Data records →
------------------------

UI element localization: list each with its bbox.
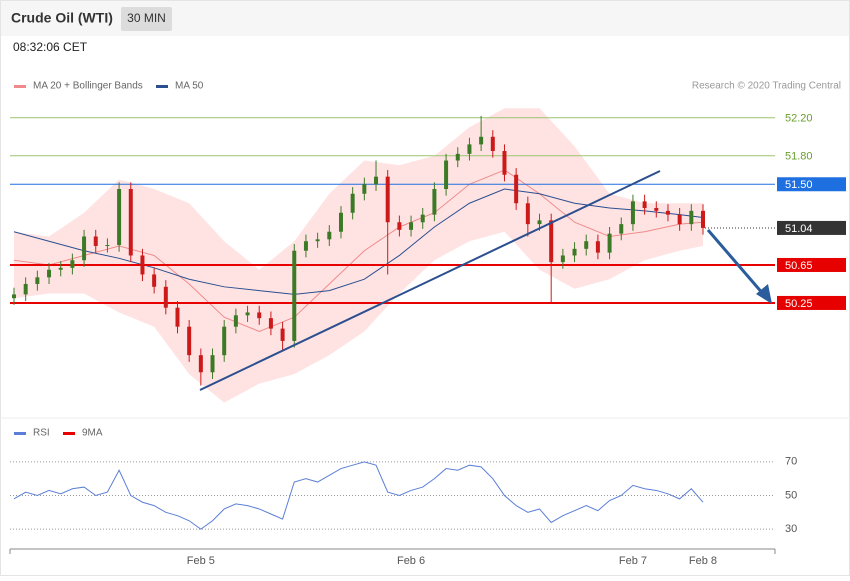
- candle-body: [198, 355, 203, 373]
- y-tick-label: 50: [785, 489, 797, 501]
- candle-body: [175, 307, 180, 327]
- candle-body: [420, 214, 425, 223]
- bollinger-band: [14, 108, 703, 403]
- candle-body: [12, 294, 16, 299]
- level-label: 50.25: [785, 298, 813, 310]
- candle-body: [525, 203, 530, 225]
- y-tick-label: 70: [785, 456, 797, 468]
- candle-body: [490, 136, 495, 152]
- legend-label: RSI: [33, 428, 50, 439]
- x-tick-label: Feb 5: [187, 555, 215, 567]
- candle-body: [303, 241, 308, 251]
- candle-body: [677, 214, 682, 225]
- candle-body: [630, 201, 635, 225]
- candle-body: [35, 277, 40, 284]
- interval: 30 MIN: [127, 11, 166, 25]
- candle-body: [210, 355, 215, 373]
- candle-body: [619, 224, 624, 234]
- candle-body: [58, 267, 63, 270]
- candle-body: [338, 212, 343, 232]
- x-tick-label: Feb 6: [397, 555, 425, 567]
- candle-body: [163, 286, 168, 308]
- candle-body: [654, 207, 659, 211]
- candle-body: [105, 245, 110, 247]
- candle-body: [701, 210, 705, 228]
- legend-swatch: [63, 432, 75, 435]
- candle-body: [502, 151, 507, 175]
- candle-body: [82, 236, 87, 261]
- candle-body: [374, 176, 379, 185]
- legend-label: 9MA: [82, 428, 103, 439]
- candle-body: [514, 174, 519, 204]
- candle-body: [432, 189, 437, 215]
- candle-body: [93, 236, 98, 246]
- candle-body: [292, 250, 297, 341]
- y-tick-label: 30: [785, 523, 797, 535]
- candle-body: [479, 136, 484, 145]
- legend-label: MA 50: [175, 81, 204, 92]
- credit: Research © 2020 Trading Central: [692, 81, 841, 92]
- x-tick-label: Feb 7: [619, 555, 647, 567]
- candle-body: [280, 328, 285, 341]
- candle-body: [222, 326, 227, 356]
- candle-body: [607, 233, 612, 253]
- candle-body: [245, 312, 250, 316]
- level-box: [777, 257, 846, 272]
- candle-body: [549, 220, 554, 263]
- candle-body: [327, 231, 332, 240]
- candle-body: [268, 318, 273, 329]
- interval-badge: [121, 7, 172, 31]
- level-label: 50.65: [785, 260, 813, 272]
- candle-body: [665, 210, 670, 215]
- legend-label: MA 20 + Bollinger Bands: [33, 81, 143, 92]
- candle-body: [409, 222, 414, 230]
- candle-body: [537, 220, 542, 225]
- arrow-head: [756, 284, 772, 304]
- trend-line: [199, 170, 661, 391]
- candle-body: [152, 274, 157, 287]
- candle-body: [455, 153, 460, 161]
- candle-body: [560, 255, 565, 263]
- candle-body: [187, 326, 192, 356]
- candle-body: [584, 241, 589, 249]
- rsi-line: [13, 461, 704, 530]
- title: Crude Oil (WTI): [11, 10, 113, 26]
- candle-body: [397, 222, 402, 230]
- legend-swatch: [14, 85, 26, 88]
- candle-body: [233, 315, 238, 327]
- candle-body: [350, 193, 355, 213]
- time: 08:32:06 CET: [13, 40, 88, 54]
- candle-body: [385, 176, 390, 223]
- candle-body: [689, 210, 694, 225]
- candle-body: [315, 239, 320, 242]
- candle-body: [47, 269, 52, 278]
- level-label: 51.04: [785, 223, 813, 235]
- candle-body: [362, 184, 367, 194]
- candle-body: [140, 255, 145, 275]
- legend-swatch: [156, 85, 168, 88]
- x-tick-label: Feb 8: [689, 555, 717, 567]
- level-box: [777, 220, 846, 235]
- candle-body: [117, 189, 122, 246]
- candle-body: [572, 248, 577, 256]
- level-box: [777, 177, 846, 192]
- projection-arrow: [706, 229, 766, 296]
- candle-body: [70, 260, 75, 268]
- candle-body: [444, 160, 449, 190]
- candle-body: [467, 144, 472, 154]
- legend-swatch: [14, 432, 26, 435]
- candle-body: [595, 241, 600, 253]
- level-label: 52.20: [785, 113, 813, 125]
- candle-body: [642, 201, 647, 208]
- level-label: 51.50: [785, 179, 813, 191]
- candle-body: [128, 189, 133, 256]
- candle-body: [23, 283, 28, 295]
- candle-body: [257, 312, 262, 319]
- level-label: 51.80: [785, 151, 813, 163]
- level-box: [777, 295, 846, 310]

------------------------

Objective → Write out every line of the data above word for word, leaving out the pictures.

Output for this exercise →
UI element localization: list each with its bbox.
- candle-body: [198, 355, 203, 373]
- y-tick-label: 50: [785, 489, 797, 501]
- candle-body: [175, 307, 180, 327]
- candle-body: [420, 214, 425, 223]
- bollinger-band: [14, 108, 703, 403]
- candle-body: [12, 294, 16, 299]
- level-label: 50.25: [785, 298, 813, 310]
- candle-body: [525, 203, 530, 225]
- y-tick-label: 70: [785, 456, 797, 468]
- candle-body: [490, 136, 495, 152]
- legend-label: RSI: [33, 428, 50, 439]
- x-tick-label: Feb 5: [187, 555, 215, 567]
- candle-body: [303, 241, 308, 251]
- candle-body: [677, 214, 682, 225]
- candle-body: [630, 201, 635, 225]
- candle-body: [35, 277, 40, 284]
- interval: 30 MIN: [127, 11, 166, 25]
- candle-body: [210, 355, 215, 373]
- candle-body: [619, 224, 624, 234]
- candle-body: [58, 267, 63, 270]
- candle-body: [338, 212, 343, 232]
- x-tick-label: Feb 6: [397, 555, 425, 567]
- candle-body: [163, 286, 168, 308]
- candle-body: [654, 207, 659, 211]
- candle-body: [105, 245, 110, 247]
- candle-body: [701, 210, 705, 228]
- legend-swatch: [63, 432, 75, 435]
- candle-body: [502, 151, 507, 175]
- candle-body: [82, 236, 87, 261]
- candle-body: [374, 176, 379, 185]
- legend-label: 9MA: [82, 428, 103, 439]
- candle-body: [514, 174, 519, 204]
- candle-body: [432, 189, 437, 215]
- candle-body: [93, 236, 98, 246]
- candle-body: [292, 250, 297, 341]
- y-tick-label: 30: [785, 523, 797, 535]
- candle-body: [479, 136, 484, 145]
- legend-label: MA 50: [175, 81, 204, 92]
- credit: Research © 2020 Trading Central: [692, 81, 841, 92]
- x-tick-label: Feb 7: [619, 555, 647, 567]
- candle-body: [280, 328, 285, 341]
- candle-body: [222, 326, 227, 356]
- candle-body: [607, 233, 612, 253]
- candle-body: [245, 312, 250, 316]
- level-box: [777, 257, 846, 272]
- candle-body: [549, 220, 554, 263]
- candle-body: [327, 231, 332, 240]
- candle-body: [268, 318, 273, 329]
- interval-badge: [121, 7, 172, 31]
- level-label: 50.65: [785, 260, 813, 272]
- candle-body: [665, 210, 670, 215]
- legend-label: MA 20 + Bollinger Bands: [33, 81, 143, 92]
- candle-body: [409, 222, 414, 230]
- candle-body: [537, 220, 542, 225]
- arrow-head: [756, 284, 772, 304]
- trend-line: [199, 170, 661, 391]
- candle-body: [152, 274, 157, 287]
- candle-body: [455, 153, 460, 161]
- candle-body: [560, 255, 565, 263]
- candle-body: [187, 326, 192, 356]
- candle-body: [584, 241, 589, 249]
- rsi-line: [13, 461, 704, 530]
- title: Crude Oil (WTI): [11, 10, 113, 26]
- candle-body: [397, 222, 402, 230]
- legend-swatch: [14, 85, 26, 88]
- candle-body: [233, 315, 238, 327]
- candle-body: [350, 193, 355, 213]
- time: 08:32:06 CET: [13, 40, 88, 54]
- candle-body: [385, 176, 390, 223]
- candle-body: [689, 210, 694, 225]
- candle-body: [315, 239, 320, 242]
- candle-body: [47, 269, 52, 278]
- level-label: 51.04: [785, 223, 813, 235]
- candle-body: [362, 184, 367, 194]
- candle-body: [140, 255, 145, 275]
- legend-swatch: [156, 85, 168, 88]
- x-tick-label: Feb 8: [689, 555, 717, 567]
- level-box: [777, 220, 846, 235]
- candle-body: [117, 189, 122, 246]
- candle-body: [572, 248, 577, 256]
- level-box: [777, 177, 846, 192]
- projection-arrow: [706, 229, 766, 296]
- candle-body: [70, 260, 75, 268]
- candle-body: [444, 160, 449, 190]
- candle-body: [467, 144, 472, 154]
- legend-swatch: [14, 432, 26, 435]
- candle-body: [595, 241, 600, 253]
- level-label: 52.20: [785, 113, 813, 125]
- candle-body: [642, 201, 647, 208]
- level-label: 51.50: [785, 179, 813, 191]
- candle-body: [128, 189, 133, 256]
- candle-body: [23, 283, 28, 295]
- candle-body: [257, 312, 262, 319]
- level-label: 51.80: [785, 151, 813, 163]
- level-box: [777, 295, 846, 310]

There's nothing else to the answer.